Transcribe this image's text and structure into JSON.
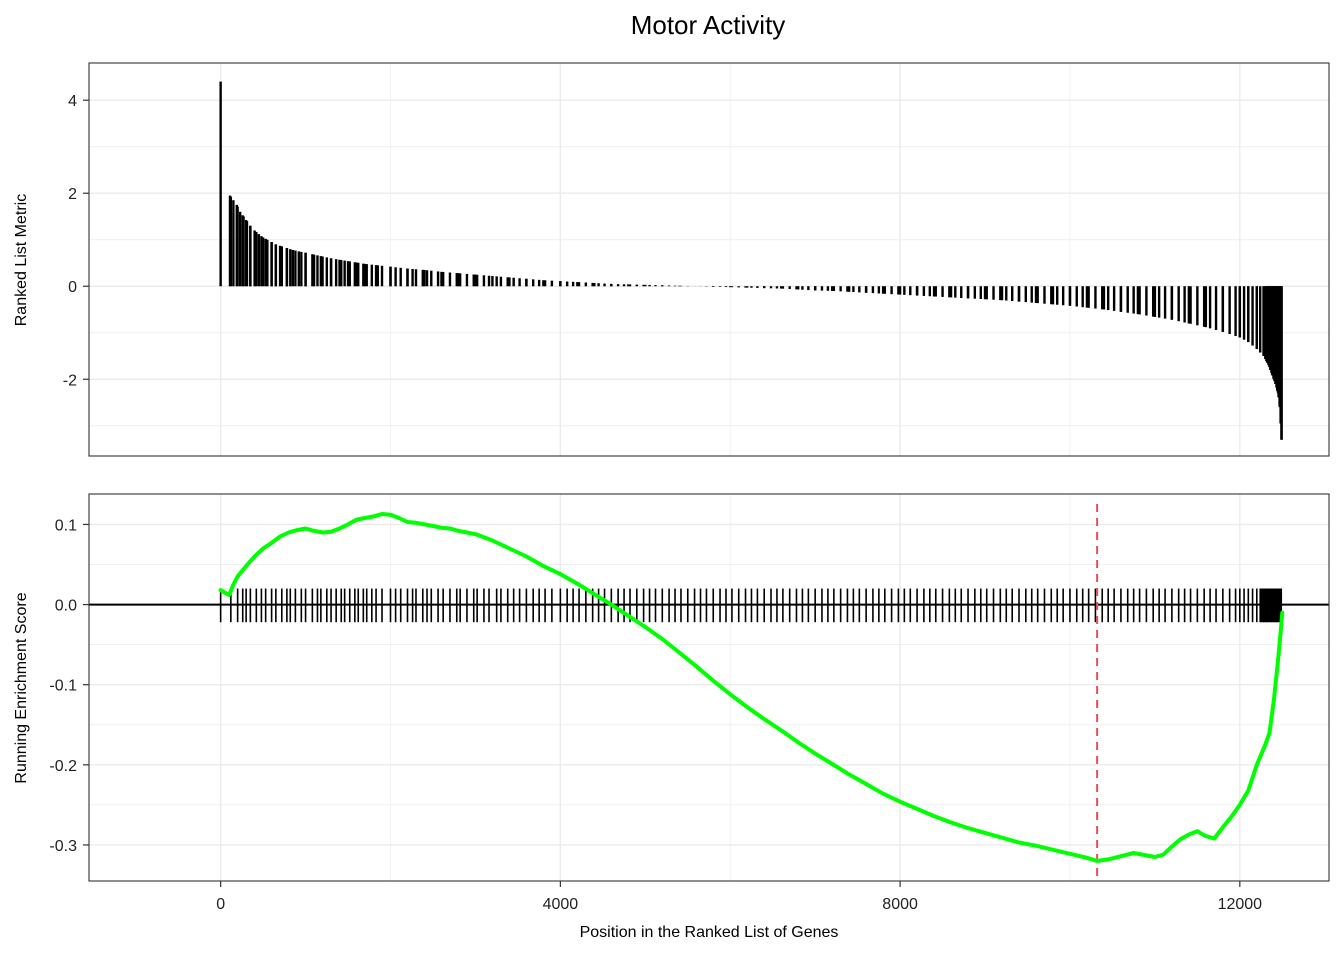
{
  "title": "Motor Activity",
  "colors": {
    "bars": "#000000",
    "running_score": "#00ff00",
    "peak_line": "#e0505a",
    "grid": "#ebebeb",
    "panel_border": "#333333"
  },
  "chart_data": [
    {
      "type": "bar",
      "panel": "top",
      "ylabel": "Ranked List Metric",
      "xlim": [
        -1550,
        13050
      ],
      "ylim": [
        -3.65,
        4.8
      ],
      "y_ticks": [
        "4",
        "2",
        "0",
        "-2"
      ],
      "y_tick_values": [
        4,
        2,
        0,
        -2
      ],
      "x_grid": [
        0,
        4000,
        8000,
        12000
      ],
      "grid": true,
      "n_genes": 12500,
      "gene_positions": [
        0,
        110,
        150,
        190,
        230,
        270,
        310,
        350,
        400,
        450,
        500,
        550,
        600,
        650,
        700,
        780,
        850,
        920,
        1000,
        1100,
        1200,
        1300,
        1400,
        1500,
        1600,
        1700,
        1850,
        2000,
        2200,
        2400,
        2600,
        2800,
        3000,
        3200,
        3400,
        3600,
        3800,
        4000,
        4200,
        4400,
        4600,
        4800,
        5000,
        5200,
        5400,
        5600,
        5800,
        6000,
        6200,
        6400,
        6600,
        6800,
        7000,
        7200,
        7400,
        7600,
        7800,
        8000,
        8200,
        8400,
        8600,
        8800,
        9000,
        9200,
        9400,
        9600,
        9800,
        10000,
        10200,
        10400,
        10600,
        10800,
        11000,
        11200,
        11400,
        11600,
        11800,
        12000,
        12100,
        12200,
        12280,
        12340,
        12380,
        12420,
        12450,
        12470,
        12490
      ],
      "metric_values": [
        4.4,
        1.95,
        1.85,
        1.75,
        1.6,
        1.5,
        1.4,
        1.3,
        1.2,
        1.12,
        1.05,
        1.0,
        0.95,
        0.9,
        0.87,
        0.82,
        0.78,
        0.75,
        0.72,
        0.68,
        0.64,
        0.6,
        0.57,
        0.54,
        0.51,
        0.48,
        0.45,
        0.42,
        0.38,
        0.35,
        0.31,
        0.28,
        0.25,
        0.22,
        0.19,
        0.16,
        0.13,
        0.11,
        0.09,
        0.07,
        0.05,
        0.04,
        0.03,
        0.02,
        0.01,
        0.0,
        -0.01,
        -0.02,
        -0.03,
        -0.04,
        -0.05,
        -0.07,
        -0.09,
        -0.1,
        -0.12,
        -0.14,
        -0.16,
        -0.18,
        -0.2,
        -0.22,
        -0.24,
        -0.26,
        -0.28,
        -0.3,
        -0.33,
        -0.36,
        -0.39,
        -0.42,
        -0.46,
        -0.5,
        -0.55,
        -0.6,
        -0.66,
        -0.72,
        -0.8,
        -0.88,
        -0.98,
        -1.1,
        -1.2,
        -1.35,
        -1.5,
        -1.7,
        -1.9,
        -2.1,
        -2.3,
        -2.6,
        -3.3
      ]
    },
    {
      "type": "line",
      "panel": "bottom",
      "xlabel": "Position in the Ranked List of Genes",
      "ylabel": "Running Enrichment Score",
      "xlim": [
        -1550,
        13050
      ],
      "ylim": [
        -0.345,
        0.138
      ],
      "x_ticks": [
        "0",
        "4000",
        "8000",
        "12000"
      ],
      "x_tick_values": [
        0,
        4000,
        8000,
        12000
      ],
      "y_ticks": [
        "0.1",
        "0.0",
        "-0.1",
        "-0.2",
        "-0.3"
      ],
      "y_tick_values": [
        0.1,
        0.0,
        -0.1,
        -0.2,
        -0.3
      ],
      "grid": true,
      "hline": 0,
      "peak_x": 10320,
      "hit_positions": [
        0,
        120,
        200,
        260,
        300,
        350,
        420,
        480,
        530,
        600,
        650,
        720,
        780,
        820,
        880,
        950,
        1000,
        1080,
        1140,
        1180,
        1250,
        1300,
        1360,
        1420,
        1460,
        1520,
        1580,
        1620,
        1680,
        1720,
        1780,
        1830,
        1900,
        2000,
        2060,
        2120,
        2200,
        2260,
        2300,
        2380,
        2430,
        2480,
        2560,
        2620,
        2700,
        2780,
        2820,
        2900,
        2980,
        3020,
        3100,
        3160,
        3250,
        3300,
        3380,
        3450,
        3520,
        3600,
        3680,
        3750,
        3820,
        3900,
        4000,
        4080,
        4150,
        4220,
        4300,
        4380,
        4450,
        4520,
        4600,
        4680,
        4750,
        4820,
        4900,
        4980,
        5050,
        5120,
        5200,
        5280,
        5350,
        5420,
        5500,
        5580,
        5650,
        5720,
        5800,
        5880,
        5950,
        6020,
        6100,
        6180,
        6250,
        6320,
        6400,
        6480,
        6550,
        6620,
        6700,
        6780,
        6850,
        6920,
        7000,
        7080,
        7150,
        7220,
        7300,
        7380,
        7450,
        7520,
        7600,
        7680,
        7750,
        7820,
        7900,
        7980,
        8050,
        8120,
        8200,
        8280,
        8350,
        8420,
        8500,
        8580,
        8650,
        8720,
        8800,
        8880,
        8950,
        9020,
        9100,
        9180,
        9250,
        9320,
        9400,
        9480,
        9550,
        9620,
        9700,
        9780,
        9850,
        9920,
        10000,
        10080,
        10150,
        10220,
        10300,
        10380,
        10450,
        10520,
        10600,
        10680,
        10750,
        10820,
        10900,
        10980,
        11050,
        11120,
        11200,
        11280,
        11350,
        11420,
        11500,
        11580,
        11650,
        11720,
        11800,
        11880,
        11950,
        12000,
        12050,
        12100,
        12150,
        12200,
        12240,
        12280,
        12320,
        12360,
        12400,
        12440,
        12480
      ],
      "x": [
        0,
        50,
        100,
        150,
        200,
        300,
        400,
        500,
        600,
        700,
        800,
        900,
        1000,
        1100,
        1200,
        1300,
        1400,
        1500,
        1600,
        1700,
        1800,
        1900,
        2000,
        2100,
        2200,
        2300,
        2400,
        2500,
        2600,
        2700,
        2800,
        2900,
        3000,
        3100,
        3200,
        3300,
        3400,
        3500,
        3600,
        3700,
        3800,
        3900,
        4000,
        4200,
        4400,
        4600,
        4800,
        5000,
        5200,
        5400,
        5600,
        5800,
        6000,
        6200,
        6400,
        6600,
        6800,
        7000,
        7200,
        7400,
        7600,
        7800,
        8000,
        8200,
        8400,
        8600,
        8800,
        9000,
        9200,
        9400,
        9600,
        9800,
        10000,
        10200,
        10320,
        10450,
        10600,
        10750,
        10900,
        11000,
        11100,
        11200,
        11300,
        11400,
        11500,
        11600,
        11700,
        11800,
        11900,
        12000,
        12100,
        12200,
        12300,
        12350,
        12400,
        12450,
        12480,
        12500
      ],
      "y": [
        0.018,
        0.015,
        0.012,
        0.025,
        0.035,
        0.048,
        0.06,
        0.07,
        0.077,
        0.085,
        0.09,
        0.093,
        0.095,
        0.092,
        0.09,
        0.091,
        0.095,
        0.1,
        0.106,
        0.108,
        0.11,
        0.113,
        0.112,
        0.108,
        0.103,
        0.102,
        0.1,
        0.098,
        0.096,
        0.095,
        0.092,
        0.09,
        0.088,
        0.084,
        0.08,
        0.075,
        0.07,
        0.065,
        0.06,
        0.054,
        0.048,
        0.043,
        0.038,
        0.026,
        0.013,
        0.0,
        -0.014,
        -0.028,
        -0.043,
        -0.06,
        -0.077,
        -0.095,
        -0.112,
        -0.128,
        -0.143,
        -0.157,
        -0.172,
        -0.186,
        -0.199,
        -0.212,
        -0.224,
        -0.236,
        -0.246,
        -0.255,
        -0.264,
        -0.272,
        -0.279,
        -0.285,
        -0.291,
        -0.297,
        -0.301,
        -0.306,
        -0.311,
        -0.316,
        -0.32,
        -0.318,
        -0.314,
        -0.31,
        -0.313,
        -0.315,
        -0.312,
        -0.302,
        -0.293,
        -0.287,
        -0.283,
        -0.289,
        -0.292,
        -0.278,
        -0.265,
        -0.25,
        -0.232,
        -0.2,
        -0.175,
        -0.16,
        -0.12,
        -0.07,
        -0.035,
        -0.01
      ]
    }
  ]
}
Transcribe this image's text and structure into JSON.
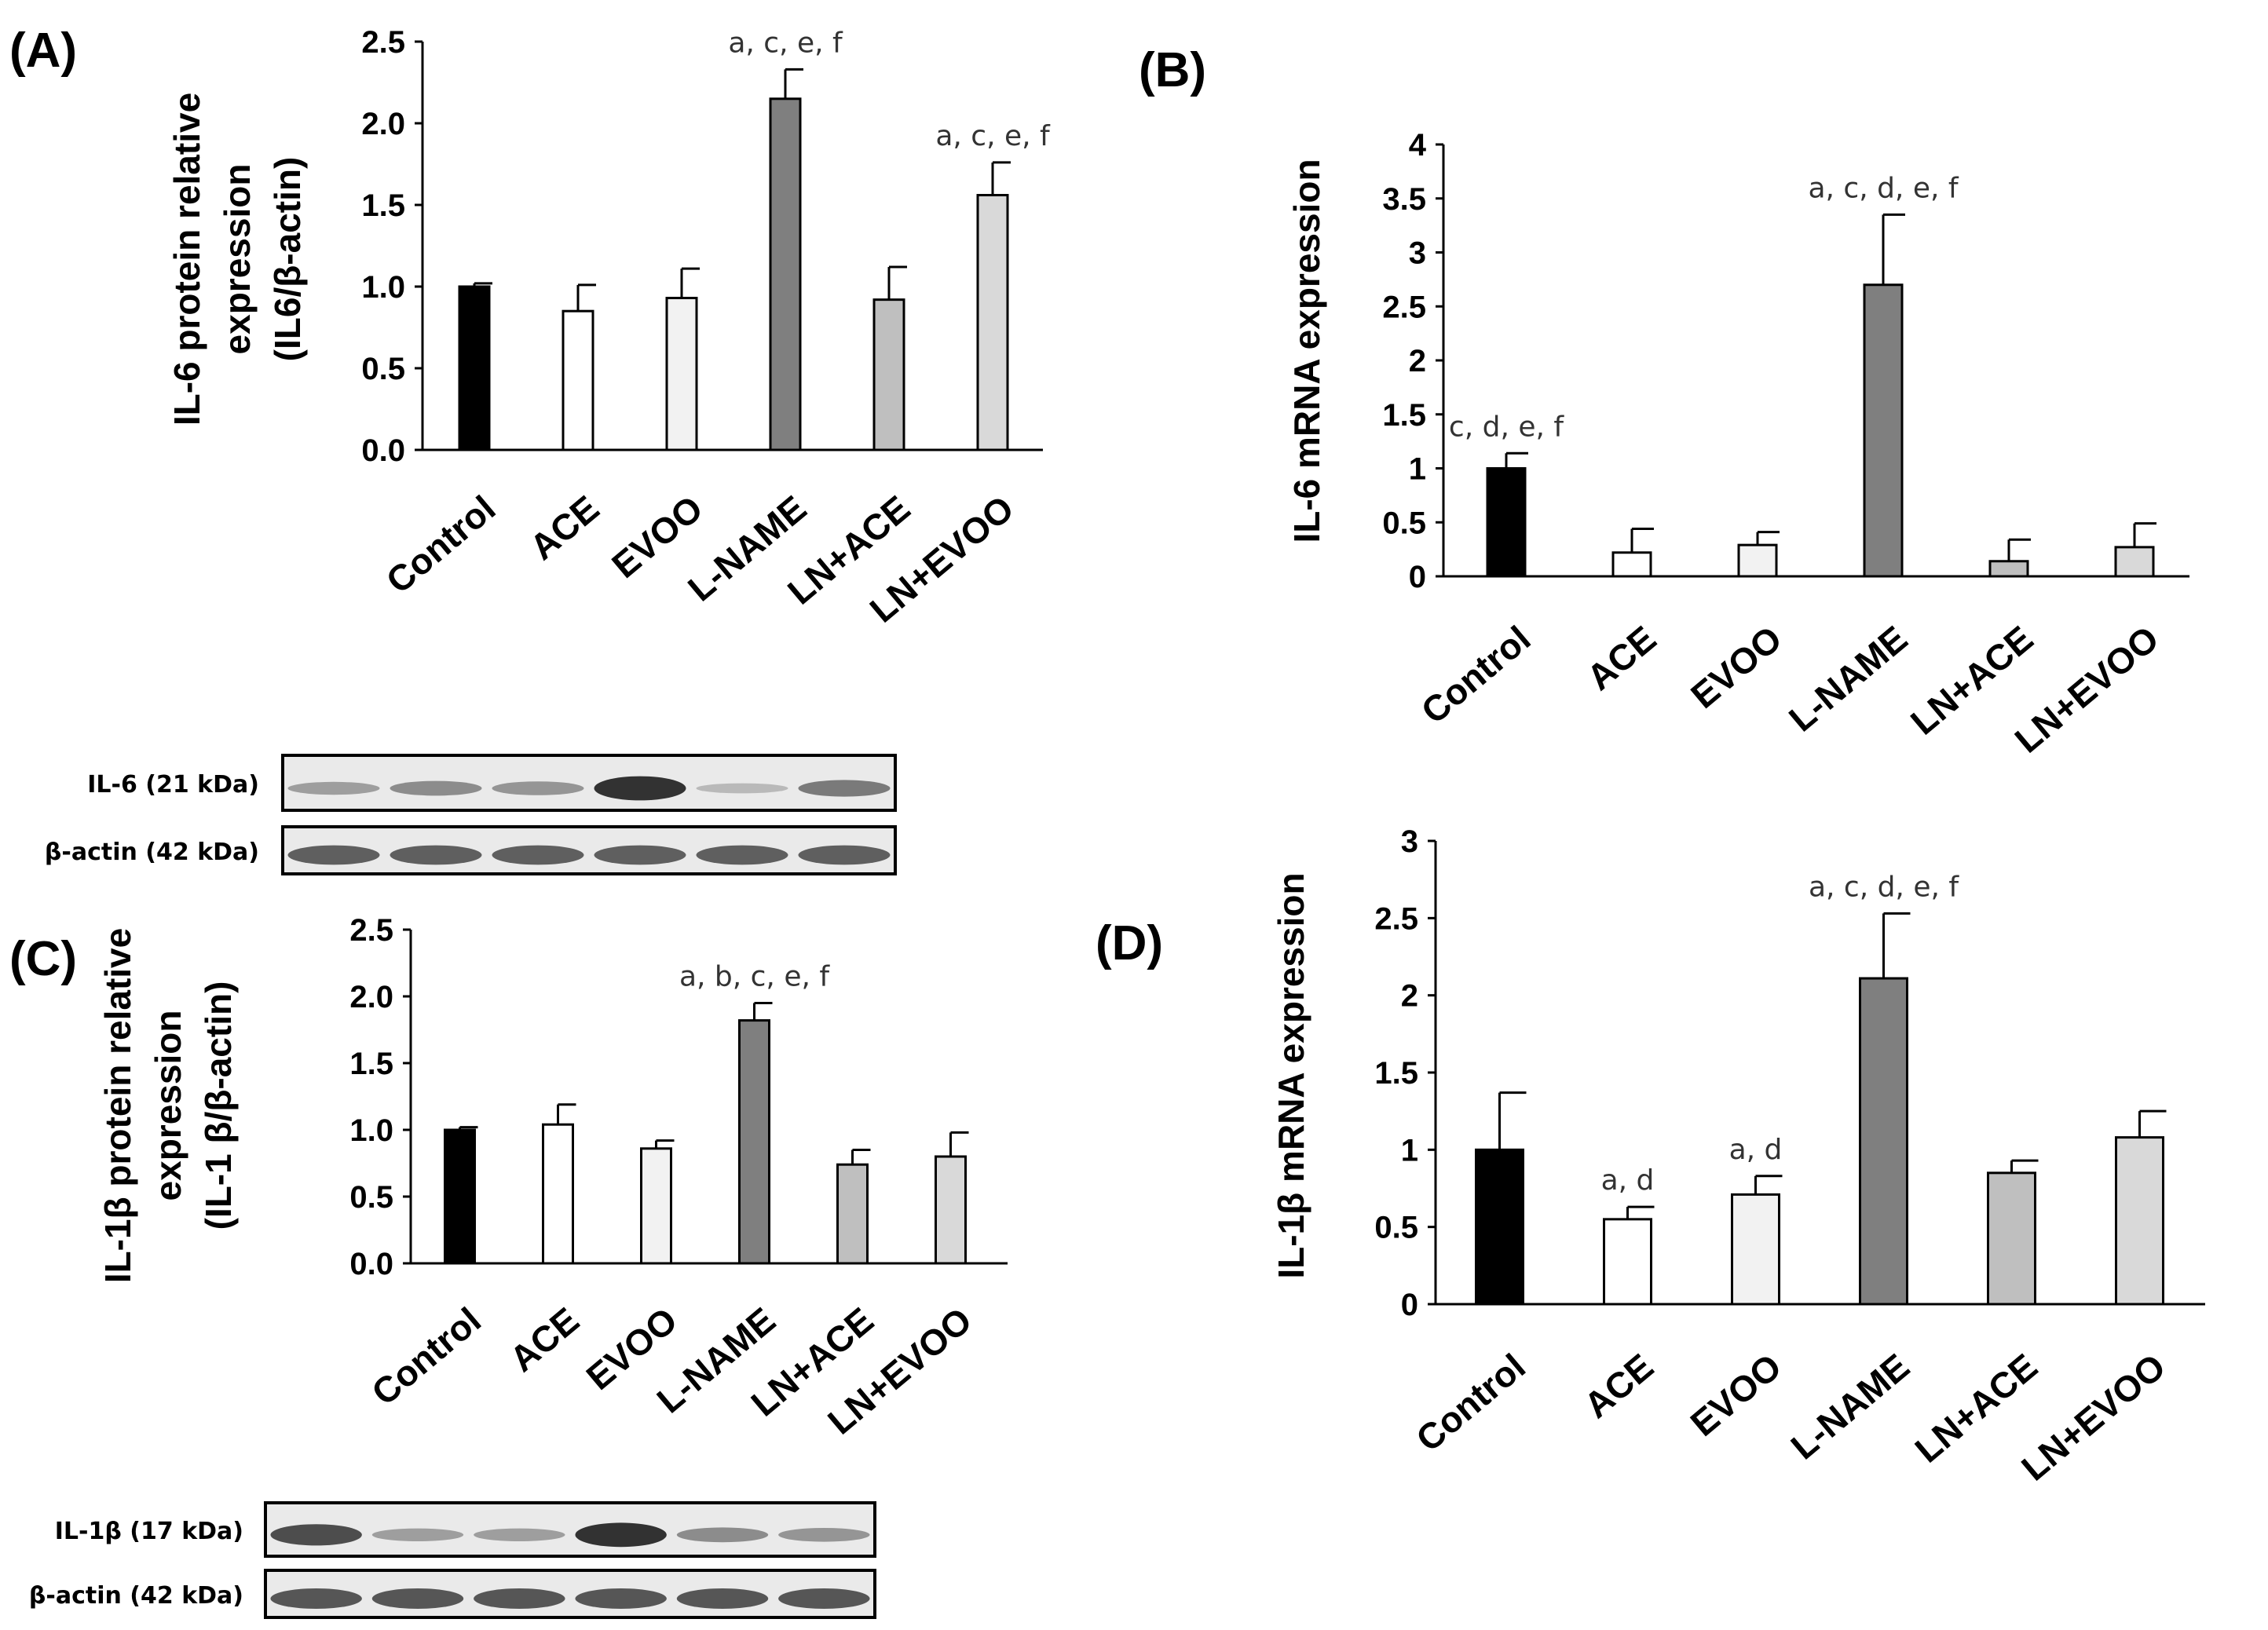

■ **What to produce**
Filter by the word "Ranked": copy every line of the data that holds it.

■ **Answer box**
      "ylabel": "Ranked List Metric",
      "xlabel": "Position in the Ranked List of Genes",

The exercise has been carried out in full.